**STATED EXERCISE**
Reproduce every entry below precisely. Pictures are excluded from the copy.

Figure content listings
....

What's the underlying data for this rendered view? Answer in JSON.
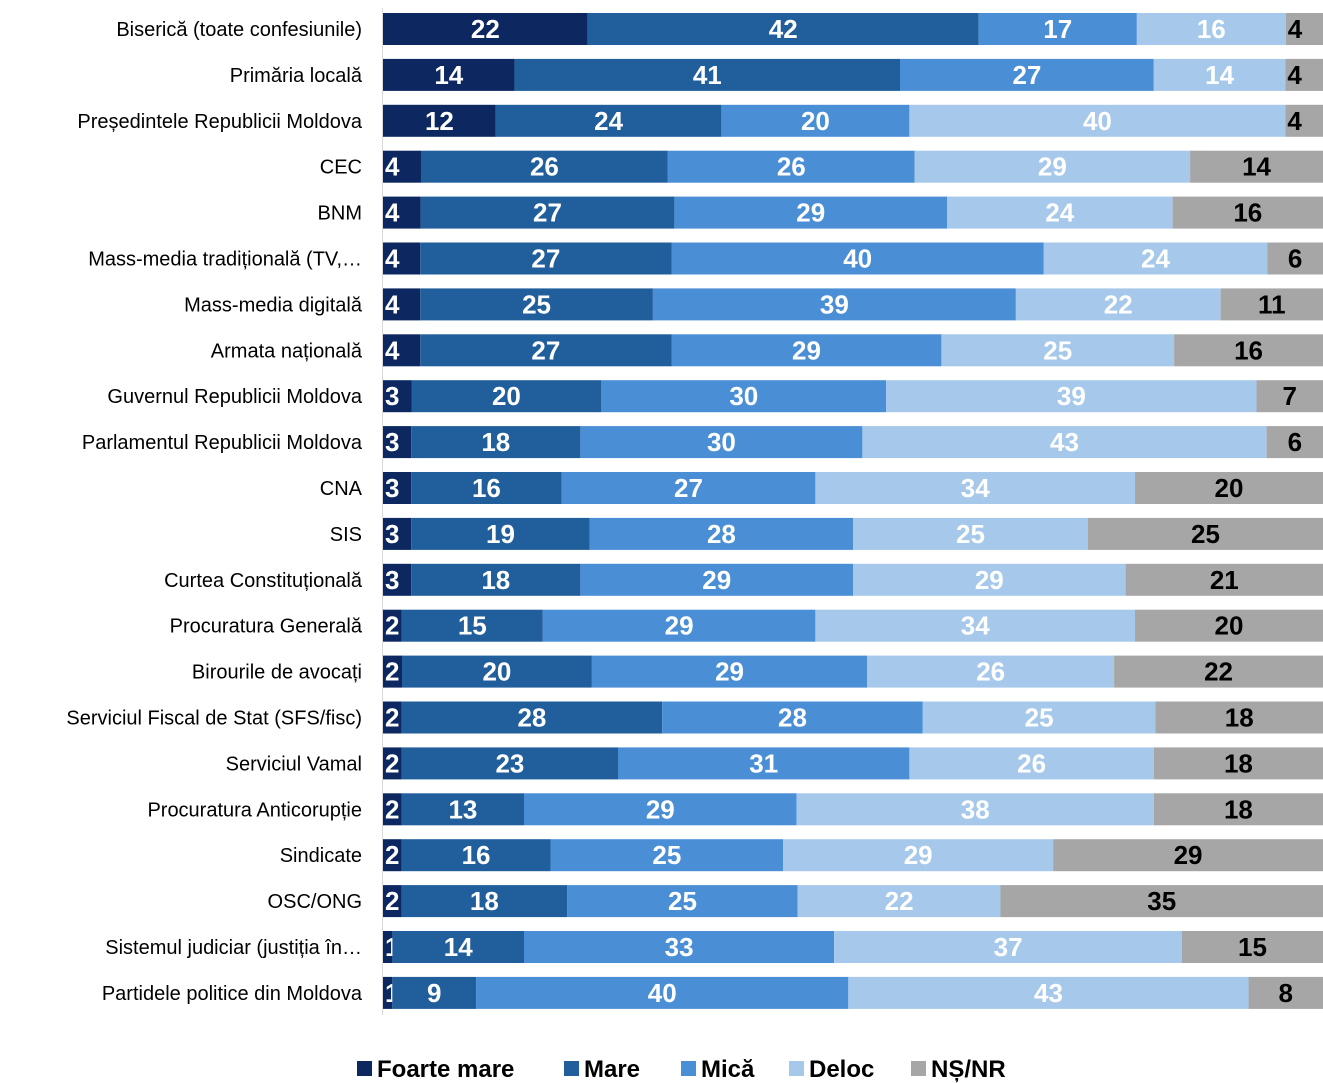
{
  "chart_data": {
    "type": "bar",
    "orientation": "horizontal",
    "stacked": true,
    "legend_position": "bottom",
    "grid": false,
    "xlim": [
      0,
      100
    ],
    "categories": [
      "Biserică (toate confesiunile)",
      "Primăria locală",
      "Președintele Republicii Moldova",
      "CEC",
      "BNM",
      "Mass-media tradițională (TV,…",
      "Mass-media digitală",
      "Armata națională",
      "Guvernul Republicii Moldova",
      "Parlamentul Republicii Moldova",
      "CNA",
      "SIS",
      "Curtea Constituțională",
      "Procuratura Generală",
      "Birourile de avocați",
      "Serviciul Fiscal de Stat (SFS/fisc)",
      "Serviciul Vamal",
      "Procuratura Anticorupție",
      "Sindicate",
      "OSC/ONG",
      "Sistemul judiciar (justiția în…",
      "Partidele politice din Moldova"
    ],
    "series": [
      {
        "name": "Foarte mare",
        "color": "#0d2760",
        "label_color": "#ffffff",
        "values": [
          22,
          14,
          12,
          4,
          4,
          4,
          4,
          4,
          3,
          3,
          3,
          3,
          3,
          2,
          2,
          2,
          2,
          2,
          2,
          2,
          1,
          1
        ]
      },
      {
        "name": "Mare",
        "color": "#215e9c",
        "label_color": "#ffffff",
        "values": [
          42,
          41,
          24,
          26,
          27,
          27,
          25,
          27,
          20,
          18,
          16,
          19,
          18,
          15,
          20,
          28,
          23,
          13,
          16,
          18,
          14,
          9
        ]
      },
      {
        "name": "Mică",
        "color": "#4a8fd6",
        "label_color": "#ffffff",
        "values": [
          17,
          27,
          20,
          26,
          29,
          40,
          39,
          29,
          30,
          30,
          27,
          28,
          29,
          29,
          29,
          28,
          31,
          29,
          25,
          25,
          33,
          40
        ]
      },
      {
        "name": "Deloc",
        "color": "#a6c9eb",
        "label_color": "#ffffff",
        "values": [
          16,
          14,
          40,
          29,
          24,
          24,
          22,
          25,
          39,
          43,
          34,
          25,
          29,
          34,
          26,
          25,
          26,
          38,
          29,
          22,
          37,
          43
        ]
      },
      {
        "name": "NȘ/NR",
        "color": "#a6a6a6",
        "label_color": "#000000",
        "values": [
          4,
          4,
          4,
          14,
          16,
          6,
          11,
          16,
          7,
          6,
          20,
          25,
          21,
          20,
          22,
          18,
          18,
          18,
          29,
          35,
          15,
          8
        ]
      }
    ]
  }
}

....

**WRITTEN ANSWER**
What's the underlying data for this rendered view? Answer in JSON.
{
  "chart_data": {
    "type": "bar",
    "orientation": "horizontal",
    "stacked": true,
    "legend_position": "bottom",
    "grid": false,
    "xlim": [
      0,
      100
    ],
    "categories": [
      "Biserică (toate confesiunile)",
      "Primăria locală",
      "Președintele Republicii Moldova",
      "CEC",
      "BNM",
      "Mass-media tradițională (TV,…",
      "Mass-media digitală",
      "Armata națională",
      "Guvernul Republicii Moldova",
      "Parlamentul Republicii Moldova",
      "CNA",
      "SIS",
      "Curtea Constituțională",
      "Procuratura Generală",
      "Birourile de avocați",
      "Serviciul Fiscal de Stat (SFS/fisc)",
      "Serviciul Vamal",
      "Procuratura Anticorupție",
      "Sindicate",
      "OSC/ONG",
      "Sistemul judiciar (justiția în…",
      "Partidele politice din Moldova"
    ],
    "series": [
      {
        "name": "Foarte mare",
        "color": "#0d2760",
        "label_color": "#ffffff",
        "values": [
          22,
          14,
          12,
          4,
          4,
          4,
          4,
          4,
          3,
          3,
          3,
          3,
          3,
          2,
          2,
          2,
          2,
          2,
          2,
          2,
          1,
          1
        ]
      },
      {
        "name": "Mare",
        "color": "#215e9c",
        "label_color": "#ffffff",
        "values": [
          42,
          41,
          24,
          26,
          27,
          27,
          25,
          27,
          20,
          18,
          16,
          19,
          18,
          15,
          20,
          28,
          23,
          13,
          16,
          18,
          14,
          9
        ]
      },
      {
        "name": "Mică",
        "color": "#4a8fd6",
        "label_color": "#ffffff",
        "values": [
          17,
          27,
          20,
          26,
          29,
          40,
          39,
          29,
          30,
          30,
          27,
          28,
          29,
          29,
          29,
          28,
          31,
          29,
          25,
          25,
          33,
          40
        ]
      },
      {
        "name": "Deloc",
        "color": "#a6c9eb",
        "label_color": "#ffffff",
        "values": [
          16,
          14,
          40,
          29,
          24,
          24,
          22,
          25,
          39,
          43,
          34,
          25,
          29,
          34,
          26,
          25,
          26,
          38,
          29,
          22,
          37,
          43
        ]
      },
      {
        "name": "NȘ/NR",
        "color": "#a6a6a6",
        "label_color": "#000000",
        "values": [
          4,
          4,
          4,
          14,
          16,
          6,
          11,
          16,
          7,
          6,
          20,
          25,
          21,
          20,
          22,
          18,
          18,
          18,
          29,
          35,
          15,
          8
        ]
      }
    ]
  }
}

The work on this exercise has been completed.